REQUIRED WORK:
Count the lines in the records below that contain the word "pendant", and give only that number.
────────────────────
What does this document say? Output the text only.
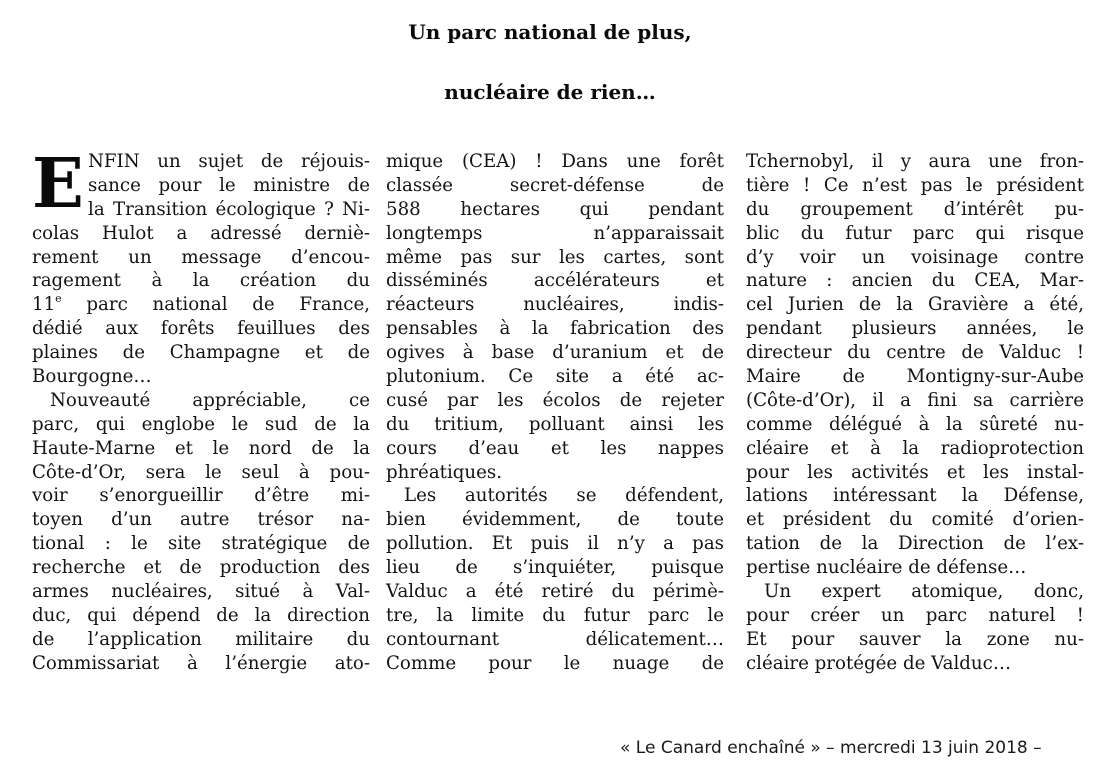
Un parc national de plus,
nucléaire de rien…
E NFIN un sujet de réjouis-
sance pour le ministre de
la Transition écologique ? Ni-
colas Hulot a adressé derniè-
rement un message d’encou-
ragement à la création du
11e parc national de France,
dédié aux forêts feuillues des
plaines de Champagne et de
Bourgogne…
Nouveauté appréciable, ce
parc, qui englobe le sud de la
Haute-Marne et le nord de la
Côte-d’Or, sera le seul à pou-
voir s’enorgueillir d’être mi-
toyen d’un autre trésor na-
tional : le site stratégique de
recherche et de production des
armes nucléaires, situé à Val-
duc, qui dépend de la direction
de l’application militaire du
Commissariat à l’énergie ato-
mique (CEA) ! Dans une forêt
classée secret-défense de
588 hectares qui pendant
longtemps n’apparaissait
même pas sur les cartes, sont
disséminés accélérateurs et
réacteurs nucléaires, indis-
pensables à la fabrication des
ogives à base d’uranium et de
plutonium. Ce site a été ac-
cusé par les écolos de rejeter
du tritium, polluant ainsi les
cours d’eau et les nappes
phréatiques.
Les autorités se défendent,
bien évidemment, de toute
pollution. Et puis il n’y a pas
lieu de s’inquiéter, puisque
Valduc a été retiré du périmè-
tre, la limite du futur parc le
contournant délicatement…
Comme pour le nuage de
Tchernobyl, il y aura une fron-
tière ! Ce n’est pas le président
du groupement d’intérêt pu-
blic du futur parc qui risque
d’y voir un voisinage contre
nature : ancien du CEA, Mar-
cel Jurien de la Gravière a été,
pendant plusieurs années, le
directeur du centre de Valduc !
Maire de Montigny-sur-Aube
(Côte-d’Or), il a fini sa carrière
comme délégué à la sûreté nu-
cléaire et à la radioprotection
pour les activités et les instal-
lations intéressant la Défense,
et président du comité d’orien-
tation de la Direction de l’ex-
pertise nucléaire de défense…
Un expert atomique, donc,
pour créer un parc naturel !
Et pour sauver la zone nu-
cléaire protégée de Valduc…
« Le Canard enchaîné » – mercredi 13 juin 2018 –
────────────────────
REPLY TO THE EXERCISE:
2